* BEGIN RAW DATA *

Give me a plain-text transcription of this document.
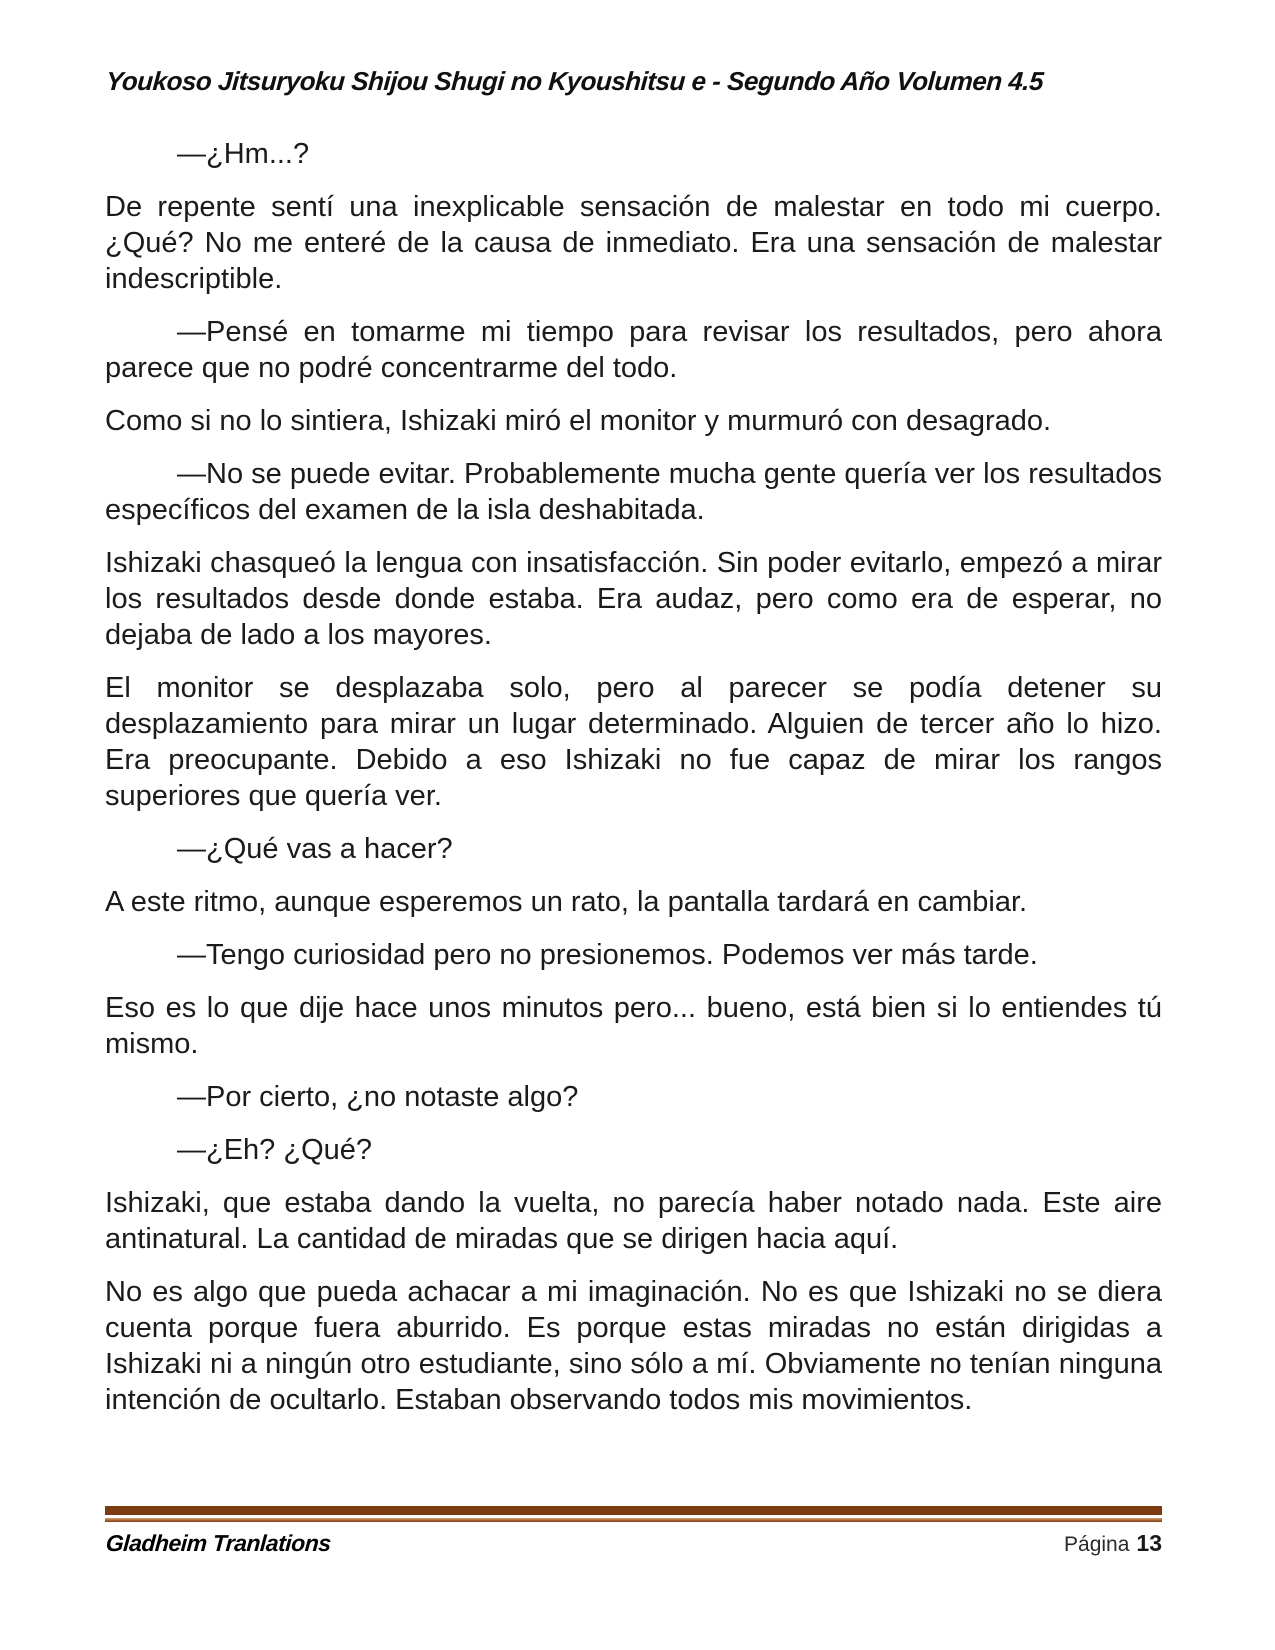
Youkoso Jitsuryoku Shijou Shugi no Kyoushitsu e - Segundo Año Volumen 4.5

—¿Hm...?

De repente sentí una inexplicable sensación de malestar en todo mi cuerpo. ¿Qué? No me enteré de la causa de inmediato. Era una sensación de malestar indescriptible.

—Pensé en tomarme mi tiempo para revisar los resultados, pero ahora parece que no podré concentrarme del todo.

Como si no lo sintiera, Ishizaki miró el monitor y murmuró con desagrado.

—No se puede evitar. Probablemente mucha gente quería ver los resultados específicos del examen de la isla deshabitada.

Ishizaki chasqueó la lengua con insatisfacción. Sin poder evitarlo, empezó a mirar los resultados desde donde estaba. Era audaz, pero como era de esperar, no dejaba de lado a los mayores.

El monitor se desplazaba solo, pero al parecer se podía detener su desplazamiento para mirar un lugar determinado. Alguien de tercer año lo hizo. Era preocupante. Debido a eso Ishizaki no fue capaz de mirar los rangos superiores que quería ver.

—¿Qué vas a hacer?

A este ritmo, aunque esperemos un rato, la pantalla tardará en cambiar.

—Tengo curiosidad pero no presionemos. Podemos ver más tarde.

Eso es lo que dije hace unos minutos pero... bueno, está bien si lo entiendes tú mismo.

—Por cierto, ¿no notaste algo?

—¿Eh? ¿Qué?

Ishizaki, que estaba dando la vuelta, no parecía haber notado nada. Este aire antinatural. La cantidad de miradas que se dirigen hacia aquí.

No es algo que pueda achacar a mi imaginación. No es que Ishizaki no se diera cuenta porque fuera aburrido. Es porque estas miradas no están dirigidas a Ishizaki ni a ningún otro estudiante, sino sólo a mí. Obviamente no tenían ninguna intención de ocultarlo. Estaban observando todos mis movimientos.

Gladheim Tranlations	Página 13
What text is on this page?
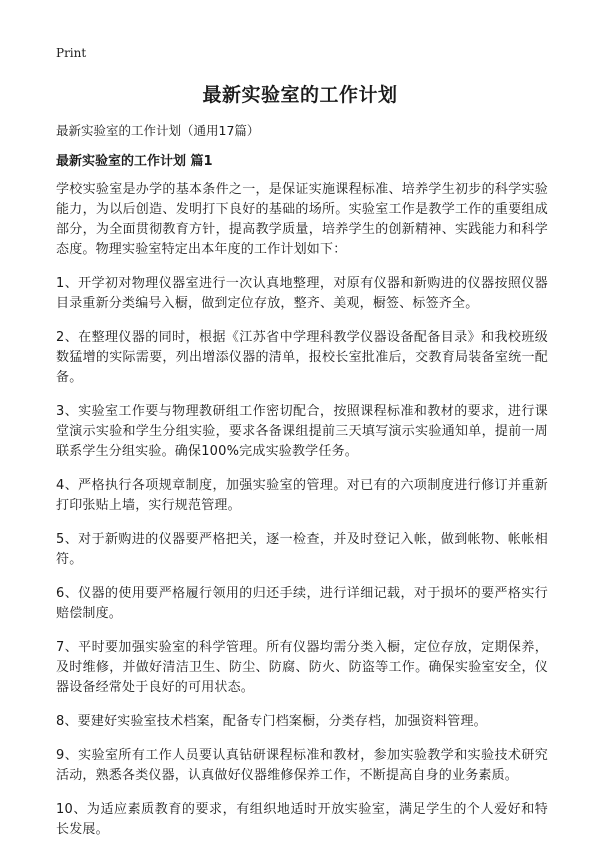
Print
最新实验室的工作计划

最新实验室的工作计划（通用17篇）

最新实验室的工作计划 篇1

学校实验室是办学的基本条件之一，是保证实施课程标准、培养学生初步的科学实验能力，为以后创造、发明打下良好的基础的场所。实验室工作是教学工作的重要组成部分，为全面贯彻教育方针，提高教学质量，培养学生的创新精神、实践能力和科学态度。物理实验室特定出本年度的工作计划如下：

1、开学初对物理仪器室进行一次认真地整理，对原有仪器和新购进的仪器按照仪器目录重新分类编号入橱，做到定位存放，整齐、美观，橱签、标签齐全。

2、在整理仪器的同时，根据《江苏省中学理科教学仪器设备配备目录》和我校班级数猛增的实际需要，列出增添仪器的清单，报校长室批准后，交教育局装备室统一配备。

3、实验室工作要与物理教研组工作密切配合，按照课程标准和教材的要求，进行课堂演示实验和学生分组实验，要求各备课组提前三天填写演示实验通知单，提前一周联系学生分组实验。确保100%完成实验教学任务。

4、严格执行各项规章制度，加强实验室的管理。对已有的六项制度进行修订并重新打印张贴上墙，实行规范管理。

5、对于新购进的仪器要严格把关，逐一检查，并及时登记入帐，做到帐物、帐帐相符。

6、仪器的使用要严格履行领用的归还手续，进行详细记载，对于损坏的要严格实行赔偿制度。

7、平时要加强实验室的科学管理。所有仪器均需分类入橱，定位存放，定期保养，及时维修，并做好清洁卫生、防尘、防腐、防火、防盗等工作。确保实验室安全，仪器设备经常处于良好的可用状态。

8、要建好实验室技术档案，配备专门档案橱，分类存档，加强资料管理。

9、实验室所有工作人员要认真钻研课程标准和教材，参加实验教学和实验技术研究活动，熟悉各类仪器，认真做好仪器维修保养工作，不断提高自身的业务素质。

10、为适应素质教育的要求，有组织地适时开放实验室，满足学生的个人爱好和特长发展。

* END RAW DATA *
* BEGIN RAW DATA *

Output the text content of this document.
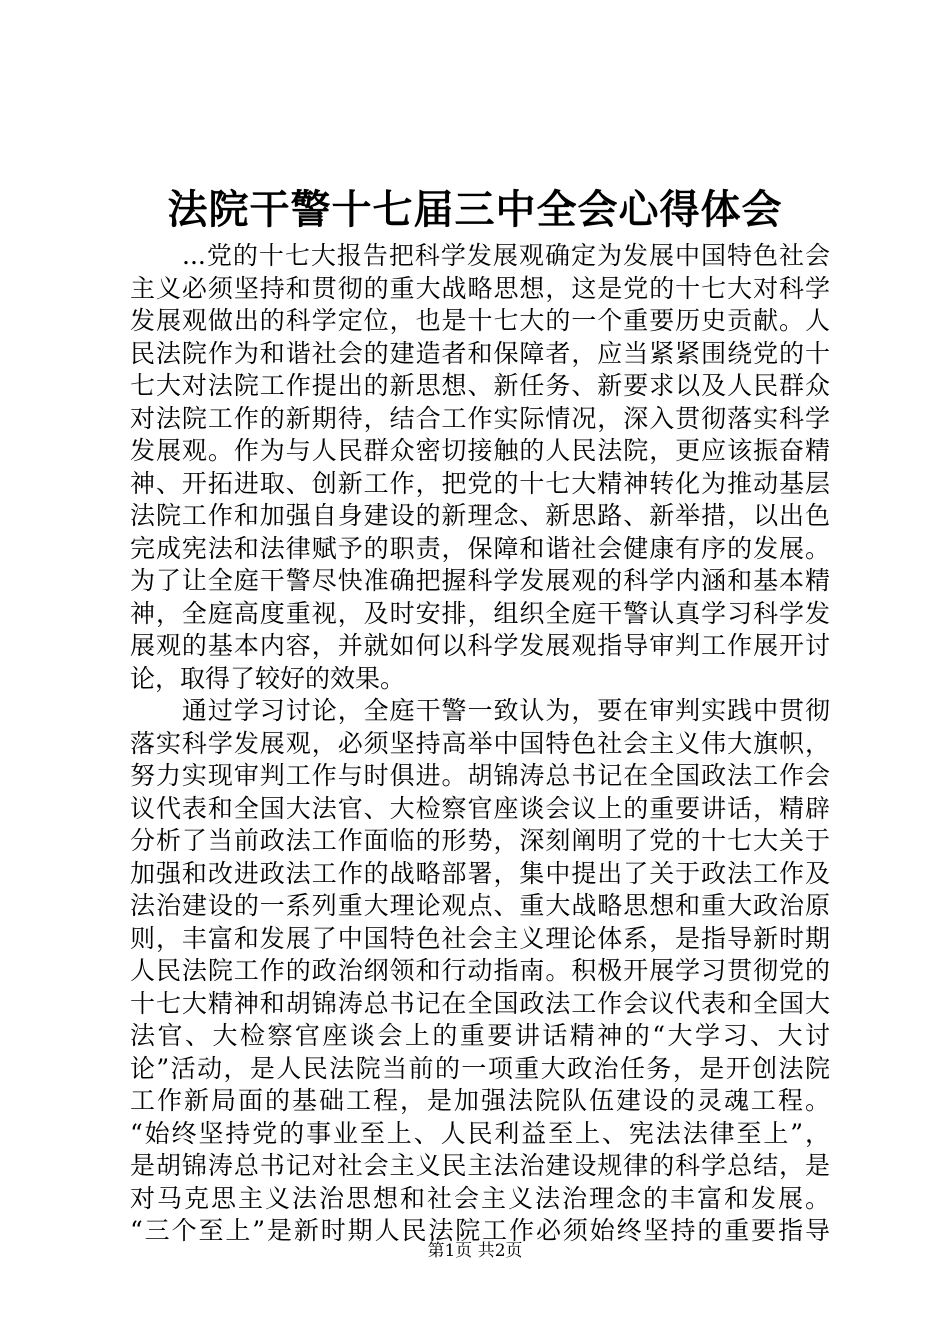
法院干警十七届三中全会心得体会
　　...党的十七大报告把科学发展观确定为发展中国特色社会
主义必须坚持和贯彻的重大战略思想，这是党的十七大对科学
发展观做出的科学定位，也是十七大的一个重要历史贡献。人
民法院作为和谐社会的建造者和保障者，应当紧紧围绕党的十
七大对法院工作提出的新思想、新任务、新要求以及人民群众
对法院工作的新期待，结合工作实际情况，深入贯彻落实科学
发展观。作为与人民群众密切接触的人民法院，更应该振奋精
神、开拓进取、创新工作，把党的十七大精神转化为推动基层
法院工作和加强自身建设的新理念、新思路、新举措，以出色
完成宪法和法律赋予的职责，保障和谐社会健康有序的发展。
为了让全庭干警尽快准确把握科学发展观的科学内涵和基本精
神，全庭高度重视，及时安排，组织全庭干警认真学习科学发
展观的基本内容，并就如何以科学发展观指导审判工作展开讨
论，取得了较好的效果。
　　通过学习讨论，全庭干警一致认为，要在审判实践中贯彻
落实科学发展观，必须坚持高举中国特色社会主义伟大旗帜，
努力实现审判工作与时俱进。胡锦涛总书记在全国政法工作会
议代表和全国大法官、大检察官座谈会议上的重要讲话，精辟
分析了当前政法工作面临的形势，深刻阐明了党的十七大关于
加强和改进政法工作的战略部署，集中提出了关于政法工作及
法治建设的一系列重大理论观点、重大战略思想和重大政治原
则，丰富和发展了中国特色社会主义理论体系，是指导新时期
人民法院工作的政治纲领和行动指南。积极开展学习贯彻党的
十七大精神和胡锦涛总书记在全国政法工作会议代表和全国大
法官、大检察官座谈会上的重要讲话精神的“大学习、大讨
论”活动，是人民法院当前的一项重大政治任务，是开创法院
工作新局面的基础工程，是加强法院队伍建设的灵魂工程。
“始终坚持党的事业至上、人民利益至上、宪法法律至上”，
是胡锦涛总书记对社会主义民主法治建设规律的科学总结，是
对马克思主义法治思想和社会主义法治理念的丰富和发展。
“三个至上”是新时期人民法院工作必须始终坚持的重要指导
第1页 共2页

* END RAW DATA *
* BEGIN RAW DATA *

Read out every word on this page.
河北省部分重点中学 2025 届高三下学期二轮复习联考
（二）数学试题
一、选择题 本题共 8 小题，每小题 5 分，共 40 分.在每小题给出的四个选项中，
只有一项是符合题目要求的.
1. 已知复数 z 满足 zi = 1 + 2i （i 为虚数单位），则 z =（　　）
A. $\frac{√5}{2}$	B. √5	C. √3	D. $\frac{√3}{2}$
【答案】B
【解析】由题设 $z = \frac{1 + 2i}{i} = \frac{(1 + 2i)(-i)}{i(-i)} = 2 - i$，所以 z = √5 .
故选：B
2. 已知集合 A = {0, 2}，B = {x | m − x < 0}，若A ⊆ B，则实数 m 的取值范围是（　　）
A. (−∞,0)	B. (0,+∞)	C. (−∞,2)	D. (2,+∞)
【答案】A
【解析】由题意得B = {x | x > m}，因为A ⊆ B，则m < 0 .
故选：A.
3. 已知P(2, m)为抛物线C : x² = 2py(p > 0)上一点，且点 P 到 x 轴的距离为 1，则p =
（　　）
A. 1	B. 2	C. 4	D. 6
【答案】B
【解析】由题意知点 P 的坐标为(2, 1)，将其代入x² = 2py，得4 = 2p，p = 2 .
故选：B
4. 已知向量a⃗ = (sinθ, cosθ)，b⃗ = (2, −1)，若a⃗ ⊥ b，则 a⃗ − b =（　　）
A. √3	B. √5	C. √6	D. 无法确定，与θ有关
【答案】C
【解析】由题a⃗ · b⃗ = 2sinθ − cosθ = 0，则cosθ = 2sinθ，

* END RAW DATA *

(WHAT IS REQUIRED) Give the number of lines above that hold the word "miradas", and nothing more.

(THE ANSWER) 2